### Record excerpts ###

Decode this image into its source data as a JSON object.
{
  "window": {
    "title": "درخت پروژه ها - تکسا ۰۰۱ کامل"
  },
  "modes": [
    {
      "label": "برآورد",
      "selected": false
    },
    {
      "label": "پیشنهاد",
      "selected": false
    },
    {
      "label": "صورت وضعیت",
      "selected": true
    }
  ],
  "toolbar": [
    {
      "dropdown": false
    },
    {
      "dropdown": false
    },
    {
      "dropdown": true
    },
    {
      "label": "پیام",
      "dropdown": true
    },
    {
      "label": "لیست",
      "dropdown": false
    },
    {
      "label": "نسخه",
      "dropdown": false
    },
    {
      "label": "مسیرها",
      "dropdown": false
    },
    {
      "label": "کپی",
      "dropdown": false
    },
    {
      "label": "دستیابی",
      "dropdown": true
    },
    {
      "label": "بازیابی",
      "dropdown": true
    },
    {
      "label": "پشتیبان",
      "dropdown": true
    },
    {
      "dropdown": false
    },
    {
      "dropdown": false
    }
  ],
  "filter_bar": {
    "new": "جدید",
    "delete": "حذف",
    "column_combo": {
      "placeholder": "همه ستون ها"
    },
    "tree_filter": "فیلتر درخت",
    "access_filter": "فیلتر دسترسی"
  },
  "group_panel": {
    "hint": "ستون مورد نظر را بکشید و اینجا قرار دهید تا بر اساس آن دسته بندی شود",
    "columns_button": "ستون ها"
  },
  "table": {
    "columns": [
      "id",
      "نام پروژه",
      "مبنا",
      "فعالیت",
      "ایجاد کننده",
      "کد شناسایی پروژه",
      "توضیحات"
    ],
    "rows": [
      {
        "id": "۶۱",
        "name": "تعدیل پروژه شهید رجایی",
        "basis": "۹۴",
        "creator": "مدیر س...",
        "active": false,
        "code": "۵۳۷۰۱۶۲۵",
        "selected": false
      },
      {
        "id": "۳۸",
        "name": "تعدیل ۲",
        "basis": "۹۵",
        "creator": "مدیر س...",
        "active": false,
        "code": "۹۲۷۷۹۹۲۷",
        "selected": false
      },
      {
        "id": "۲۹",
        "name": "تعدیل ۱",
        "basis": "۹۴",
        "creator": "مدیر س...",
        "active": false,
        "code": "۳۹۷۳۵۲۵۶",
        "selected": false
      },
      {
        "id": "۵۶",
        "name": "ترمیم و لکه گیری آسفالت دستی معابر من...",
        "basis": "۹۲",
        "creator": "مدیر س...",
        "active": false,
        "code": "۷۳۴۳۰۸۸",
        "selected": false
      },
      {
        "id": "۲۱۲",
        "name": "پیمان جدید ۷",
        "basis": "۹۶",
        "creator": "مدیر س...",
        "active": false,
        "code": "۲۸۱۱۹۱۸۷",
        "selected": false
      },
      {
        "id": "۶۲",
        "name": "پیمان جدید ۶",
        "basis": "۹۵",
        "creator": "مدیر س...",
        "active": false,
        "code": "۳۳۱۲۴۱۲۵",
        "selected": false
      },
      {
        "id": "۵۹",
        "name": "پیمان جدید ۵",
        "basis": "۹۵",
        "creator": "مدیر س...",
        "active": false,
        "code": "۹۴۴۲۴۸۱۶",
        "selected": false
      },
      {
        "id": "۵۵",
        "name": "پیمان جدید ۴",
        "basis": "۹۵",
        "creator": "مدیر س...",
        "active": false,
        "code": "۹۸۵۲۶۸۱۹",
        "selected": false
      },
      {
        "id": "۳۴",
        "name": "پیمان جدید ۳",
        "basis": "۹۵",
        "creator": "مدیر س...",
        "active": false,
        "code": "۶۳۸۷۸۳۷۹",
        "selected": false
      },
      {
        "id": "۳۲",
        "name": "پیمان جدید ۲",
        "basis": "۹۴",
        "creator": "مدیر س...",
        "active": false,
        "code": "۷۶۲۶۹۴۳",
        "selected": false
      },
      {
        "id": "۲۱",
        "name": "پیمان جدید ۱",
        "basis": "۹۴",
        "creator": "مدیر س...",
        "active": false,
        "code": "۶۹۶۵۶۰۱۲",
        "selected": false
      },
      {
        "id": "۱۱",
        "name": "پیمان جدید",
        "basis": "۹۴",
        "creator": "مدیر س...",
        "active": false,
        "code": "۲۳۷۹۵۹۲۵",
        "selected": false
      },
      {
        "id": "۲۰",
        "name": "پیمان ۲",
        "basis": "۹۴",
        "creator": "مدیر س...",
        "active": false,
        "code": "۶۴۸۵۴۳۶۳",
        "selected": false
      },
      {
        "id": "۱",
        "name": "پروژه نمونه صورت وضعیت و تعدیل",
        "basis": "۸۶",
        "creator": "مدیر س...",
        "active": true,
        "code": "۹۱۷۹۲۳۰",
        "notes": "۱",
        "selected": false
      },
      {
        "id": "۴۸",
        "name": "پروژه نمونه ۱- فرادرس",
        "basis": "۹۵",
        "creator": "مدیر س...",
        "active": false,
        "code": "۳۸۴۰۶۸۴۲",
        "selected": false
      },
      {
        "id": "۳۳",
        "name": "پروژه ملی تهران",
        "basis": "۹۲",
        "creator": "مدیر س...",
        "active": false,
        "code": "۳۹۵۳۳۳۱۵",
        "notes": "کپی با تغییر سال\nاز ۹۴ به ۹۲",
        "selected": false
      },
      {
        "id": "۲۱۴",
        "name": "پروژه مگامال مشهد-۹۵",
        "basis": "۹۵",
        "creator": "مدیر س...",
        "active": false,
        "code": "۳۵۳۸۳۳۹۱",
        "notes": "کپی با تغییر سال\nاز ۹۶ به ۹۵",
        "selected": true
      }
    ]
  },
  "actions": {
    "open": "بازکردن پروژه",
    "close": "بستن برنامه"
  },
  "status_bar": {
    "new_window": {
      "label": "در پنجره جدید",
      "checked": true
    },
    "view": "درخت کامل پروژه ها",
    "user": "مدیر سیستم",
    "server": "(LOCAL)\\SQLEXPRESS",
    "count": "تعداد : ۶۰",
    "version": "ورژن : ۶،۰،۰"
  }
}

###

→ **Goal**
Show each line of the listing that holds the string "label".

→ **Solution to this exercise**
      "label": "برآورد",
      "label": "پیشنهاد",
      "label": "صورت وضعیت",
      "label": "پیام",
      "label": "لیست",
      "label": "نسخه",
      "label": "مسیرها",
      "label": "کپی",
      "label": "دستیابی",
      "label": "بازیابی",
      "label": "پشتیبان",
      "label": "در پنجره جدید",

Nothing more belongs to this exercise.